= Nick Fraser =

British journalist (born 1948)

Nick Fraser (born 21 January 1948) is a British documentary producer and journalist.

==Education==
Fraser was educated at Eton College, and graduated from Exeter College, Oxford in 1969.

== BBC and Storyville ==
Fraser spent seventeen years at the BBC, where he created and ran the international documentary strand Storyville. In 2016 he left the BBC to launch the documentary streaming platform Docsville.

== Books and The Why Foundation ==
Fraser is also a founder and executive producer of the Danish nonprofit organisation The Why Foundation, and has authored several non-fiction books.

== Honors and awards ==
Fraser received the 2017 BAFTA Special Award for his work in the field of documentary.

_____

### Exercise requirements
1 > Do these statements agree with the Nick Fraser biography? Answer yes or no for each, and quote the words from the biography that decide it. (a) Fraser graduated from Exeter College, Oxford in 1969. (b) Fraser worked at the BBC for ten years. (c) The Why Foundation is a Danish nonprofit organization.
2 > According to the Nick Fraser biography, what did Fraser launch after leaving the BBC in 2016?
3 > Continue the Nick Fraser biography from the point where it ends.

_____

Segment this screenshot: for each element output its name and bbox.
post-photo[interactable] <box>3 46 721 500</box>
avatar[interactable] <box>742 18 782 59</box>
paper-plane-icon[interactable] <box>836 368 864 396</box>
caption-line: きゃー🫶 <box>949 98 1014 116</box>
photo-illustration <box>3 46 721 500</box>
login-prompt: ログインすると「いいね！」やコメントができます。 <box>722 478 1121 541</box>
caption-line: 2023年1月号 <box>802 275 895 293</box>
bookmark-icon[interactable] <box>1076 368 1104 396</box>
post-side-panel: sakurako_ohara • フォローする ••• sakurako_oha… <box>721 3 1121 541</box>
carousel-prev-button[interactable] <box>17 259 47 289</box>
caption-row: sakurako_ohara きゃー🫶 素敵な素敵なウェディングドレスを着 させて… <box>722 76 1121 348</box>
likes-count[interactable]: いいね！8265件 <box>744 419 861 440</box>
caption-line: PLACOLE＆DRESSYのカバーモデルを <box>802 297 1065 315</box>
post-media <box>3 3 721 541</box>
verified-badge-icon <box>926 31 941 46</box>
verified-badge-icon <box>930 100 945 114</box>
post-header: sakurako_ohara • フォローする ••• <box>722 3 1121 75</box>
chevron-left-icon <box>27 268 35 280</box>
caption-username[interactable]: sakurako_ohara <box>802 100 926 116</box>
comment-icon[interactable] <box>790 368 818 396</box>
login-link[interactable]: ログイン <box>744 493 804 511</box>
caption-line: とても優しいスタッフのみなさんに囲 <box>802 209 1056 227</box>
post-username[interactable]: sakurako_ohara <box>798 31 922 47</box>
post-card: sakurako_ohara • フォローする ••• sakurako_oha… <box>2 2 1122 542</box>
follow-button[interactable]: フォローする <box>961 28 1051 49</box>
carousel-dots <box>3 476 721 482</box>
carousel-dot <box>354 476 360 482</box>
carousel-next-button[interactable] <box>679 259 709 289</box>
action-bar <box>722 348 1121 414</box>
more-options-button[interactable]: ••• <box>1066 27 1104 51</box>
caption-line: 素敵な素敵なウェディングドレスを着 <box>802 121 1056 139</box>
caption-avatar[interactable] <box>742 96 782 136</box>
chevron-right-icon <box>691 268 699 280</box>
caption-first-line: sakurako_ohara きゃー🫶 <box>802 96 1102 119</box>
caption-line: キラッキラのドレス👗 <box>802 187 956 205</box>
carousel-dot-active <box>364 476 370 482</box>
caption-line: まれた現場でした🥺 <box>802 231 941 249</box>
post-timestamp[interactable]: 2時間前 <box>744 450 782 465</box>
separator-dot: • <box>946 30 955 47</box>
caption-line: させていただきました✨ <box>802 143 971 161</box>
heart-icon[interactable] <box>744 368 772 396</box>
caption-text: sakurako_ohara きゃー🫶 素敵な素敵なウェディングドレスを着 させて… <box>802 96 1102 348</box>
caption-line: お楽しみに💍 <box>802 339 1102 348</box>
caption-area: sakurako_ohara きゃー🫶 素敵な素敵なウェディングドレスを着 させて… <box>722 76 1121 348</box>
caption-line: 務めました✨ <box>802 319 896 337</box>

_____

### Answers per task
1 >
(a) Yes: "graduated from Exeter College, Oxford in 1969"
(b) No: "Fraser spent seventeen years at the BBC"
(c) Yes: "the Danish nonprofit organisation The Why Foundation"

2 > He launched Docsville, a documentary streaming platform.

3 >
== Bibliography ==

- 2019 Say What Happened: A Story of Documentaries. Faber & Faber, ISBN 0571329578, 9780571329571.
- 2012 The Importance of Being Eton. Hachette UK, ISBN 1780721595, 9781780721590.
- 2012 Why Documentaries Matter. Reuters Institute for the Study of Journalism, Department of Politics and International Relations, University of Oxford, ISBN 190738409X, 9781907384097.
- 2000 The Voice of Modern Hatred: Encounters with Europe's New Right. Picador, ISBN 0330372122, 9780330372121.